— Start of EXERCISE MATERIAL —
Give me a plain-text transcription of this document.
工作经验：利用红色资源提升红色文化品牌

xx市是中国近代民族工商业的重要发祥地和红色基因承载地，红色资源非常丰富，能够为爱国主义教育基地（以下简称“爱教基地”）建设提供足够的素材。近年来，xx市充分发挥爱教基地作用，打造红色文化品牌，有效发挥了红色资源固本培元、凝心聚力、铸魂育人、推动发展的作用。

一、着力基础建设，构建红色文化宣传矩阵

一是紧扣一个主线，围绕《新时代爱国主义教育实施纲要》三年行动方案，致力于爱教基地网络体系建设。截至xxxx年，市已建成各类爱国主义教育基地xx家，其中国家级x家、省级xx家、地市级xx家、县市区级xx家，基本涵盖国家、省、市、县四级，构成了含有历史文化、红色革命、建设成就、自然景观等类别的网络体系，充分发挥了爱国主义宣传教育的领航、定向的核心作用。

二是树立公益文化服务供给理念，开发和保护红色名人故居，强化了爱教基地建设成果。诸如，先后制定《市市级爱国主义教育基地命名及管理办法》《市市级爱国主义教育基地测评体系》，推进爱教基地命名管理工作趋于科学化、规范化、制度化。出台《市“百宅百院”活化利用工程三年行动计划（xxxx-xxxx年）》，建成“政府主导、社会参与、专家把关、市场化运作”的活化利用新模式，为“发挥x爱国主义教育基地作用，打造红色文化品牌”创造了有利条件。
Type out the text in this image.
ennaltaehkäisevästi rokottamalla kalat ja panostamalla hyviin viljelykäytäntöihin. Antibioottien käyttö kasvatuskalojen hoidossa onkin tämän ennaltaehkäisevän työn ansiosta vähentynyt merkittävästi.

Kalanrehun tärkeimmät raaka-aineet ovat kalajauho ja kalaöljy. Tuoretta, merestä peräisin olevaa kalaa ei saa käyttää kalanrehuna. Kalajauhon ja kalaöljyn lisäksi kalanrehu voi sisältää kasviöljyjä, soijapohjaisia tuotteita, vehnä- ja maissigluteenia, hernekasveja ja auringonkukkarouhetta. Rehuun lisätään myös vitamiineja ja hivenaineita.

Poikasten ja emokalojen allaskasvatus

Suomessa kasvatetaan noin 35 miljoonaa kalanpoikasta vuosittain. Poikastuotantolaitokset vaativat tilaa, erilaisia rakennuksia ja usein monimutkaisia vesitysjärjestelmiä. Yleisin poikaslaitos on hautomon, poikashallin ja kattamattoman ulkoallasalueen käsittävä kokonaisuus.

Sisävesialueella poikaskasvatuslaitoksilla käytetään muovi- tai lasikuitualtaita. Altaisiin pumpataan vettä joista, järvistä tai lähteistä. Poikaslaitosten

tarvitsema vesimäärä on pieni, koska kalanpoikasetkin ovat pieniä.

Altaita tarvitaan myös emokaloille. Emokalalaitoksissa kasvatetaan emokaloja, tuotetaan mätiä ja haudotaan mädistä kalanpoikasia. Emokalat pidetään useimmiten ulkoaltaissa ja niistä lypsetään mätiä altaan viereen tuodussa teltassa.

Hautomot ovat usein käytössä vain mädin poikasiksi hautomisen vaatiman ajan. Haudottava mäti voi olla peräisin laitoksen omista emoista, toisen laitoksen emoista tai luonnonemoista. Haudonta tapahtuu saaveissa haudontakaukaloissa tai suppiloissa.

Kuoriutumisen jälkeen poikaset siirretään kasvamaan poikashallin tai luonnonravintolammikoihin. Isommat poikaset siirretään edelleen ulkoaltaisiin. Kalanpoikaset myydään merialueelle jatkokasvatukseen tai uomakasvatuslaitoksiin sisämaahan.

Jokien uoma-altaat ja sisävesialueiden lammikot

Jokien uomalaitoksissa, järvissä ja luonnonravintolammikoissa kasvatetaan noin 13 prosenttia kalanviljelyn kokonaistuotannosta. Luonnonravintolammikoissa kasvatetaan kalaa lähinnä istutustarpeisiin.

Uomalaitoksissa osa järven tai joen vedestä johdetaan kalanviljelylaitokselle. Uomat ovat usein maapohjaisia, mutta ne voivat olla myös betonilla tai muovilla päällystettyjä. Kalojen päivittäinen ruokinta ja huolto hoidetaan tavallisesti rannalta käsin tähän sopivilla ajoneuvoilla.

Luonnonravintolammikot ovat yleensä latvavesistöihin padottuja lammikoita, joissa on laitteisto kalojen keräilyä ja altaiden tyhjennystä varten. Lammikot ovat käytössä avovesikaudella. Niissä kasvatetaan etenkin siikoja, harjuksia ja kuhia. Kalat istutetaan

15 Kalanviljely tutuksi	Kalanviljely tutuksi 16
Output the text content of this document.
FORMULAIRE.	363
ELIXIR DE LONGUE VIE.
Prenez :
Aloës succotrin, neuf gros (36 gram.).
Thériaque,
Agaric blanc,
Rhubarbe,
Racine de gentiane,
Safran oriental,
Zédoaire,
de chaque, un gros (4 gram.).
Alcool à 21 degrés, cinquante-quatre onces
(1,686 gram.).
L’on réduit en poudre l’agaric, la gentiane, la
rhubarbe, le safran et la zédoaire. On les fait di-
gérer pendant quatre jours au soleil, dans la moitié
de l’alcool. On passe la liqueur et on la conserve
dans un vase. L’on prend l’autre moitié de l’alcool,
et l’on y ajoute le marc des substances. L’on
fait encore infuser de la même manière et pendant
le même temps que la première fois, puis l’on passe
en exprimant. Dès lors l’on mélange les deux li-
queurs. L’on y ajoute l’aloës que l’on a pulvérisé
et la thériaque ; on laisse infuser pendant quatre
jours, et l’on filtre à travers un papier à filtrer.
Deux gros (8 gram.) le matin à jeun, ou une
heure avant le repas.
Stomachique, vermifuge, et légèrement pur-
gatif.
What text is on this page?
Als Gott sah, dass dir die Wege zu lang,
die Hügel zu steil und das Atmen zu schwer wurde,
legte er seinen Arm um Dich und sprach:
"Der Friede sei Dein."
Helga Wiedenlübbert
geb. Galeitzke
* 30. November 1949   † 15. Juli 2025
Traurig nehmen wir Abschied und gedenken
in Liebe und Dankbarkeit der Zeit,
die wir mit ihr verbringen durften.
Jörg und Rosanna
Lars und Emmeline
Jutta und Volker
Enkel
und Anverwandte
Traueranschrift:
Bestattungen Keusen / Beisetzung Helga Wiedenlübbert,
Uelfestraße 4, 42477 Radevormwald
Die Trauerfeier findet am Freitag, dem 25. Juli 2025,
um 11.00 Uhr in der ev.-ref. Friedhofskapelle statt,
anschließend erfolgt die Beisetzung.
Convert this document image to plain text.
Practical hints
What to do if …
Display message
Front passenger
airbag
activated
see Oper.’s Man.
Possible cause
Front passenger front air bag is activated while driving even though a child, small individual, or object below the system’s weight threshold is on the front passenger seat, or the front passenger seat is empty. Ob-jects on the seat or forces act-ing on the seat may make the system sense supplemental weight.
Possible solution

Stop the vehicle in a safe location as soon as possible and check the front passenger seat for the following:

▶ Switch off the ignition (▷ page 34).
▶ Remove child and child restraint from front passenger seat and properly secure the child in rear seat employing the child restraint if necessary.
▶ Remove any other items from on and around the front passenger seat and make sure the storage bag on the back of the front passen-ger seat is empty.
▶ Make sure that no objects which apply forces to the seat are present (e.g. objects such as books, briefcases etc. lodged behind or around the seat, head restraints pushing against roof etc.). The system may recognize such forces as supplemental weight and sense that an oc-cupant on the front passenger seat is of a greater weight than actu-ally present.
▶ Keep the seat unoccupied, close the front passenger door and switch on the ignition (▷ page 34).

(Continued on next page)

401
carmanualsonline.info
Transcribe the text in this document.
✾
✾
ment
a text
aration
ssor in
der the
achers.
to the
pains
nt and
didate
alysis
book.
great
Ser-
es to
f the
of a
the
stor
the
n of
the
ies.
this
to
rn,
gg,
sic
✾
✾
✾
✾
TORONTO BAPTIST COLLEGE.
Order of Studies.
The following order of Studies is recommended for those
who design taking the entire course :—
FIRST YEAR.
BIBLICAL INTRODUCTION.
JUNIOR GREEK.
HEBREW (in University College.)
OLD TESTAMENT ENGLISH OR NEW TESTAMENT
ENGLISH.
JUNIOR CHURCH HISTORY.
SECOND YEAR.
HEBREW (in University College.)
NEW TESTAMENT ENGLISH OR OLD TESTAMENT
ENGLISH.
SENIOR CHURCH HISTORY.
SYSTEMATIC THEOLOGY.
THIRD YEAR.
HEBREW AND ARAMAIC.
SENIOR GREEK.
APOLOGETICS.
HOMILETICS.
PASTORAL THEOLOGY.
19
— End of EXERCISE MATERIAL —
**GOAL**
Find the word "pendant" in the records and pull out each line that has it.

**OUTPUT OF THE TASK**
gérer pendant quatre jours au soleil, dans la moitié
fait encore infuser de la même manière et pendant
et la thériaque ; on laisse infuser pendant quatre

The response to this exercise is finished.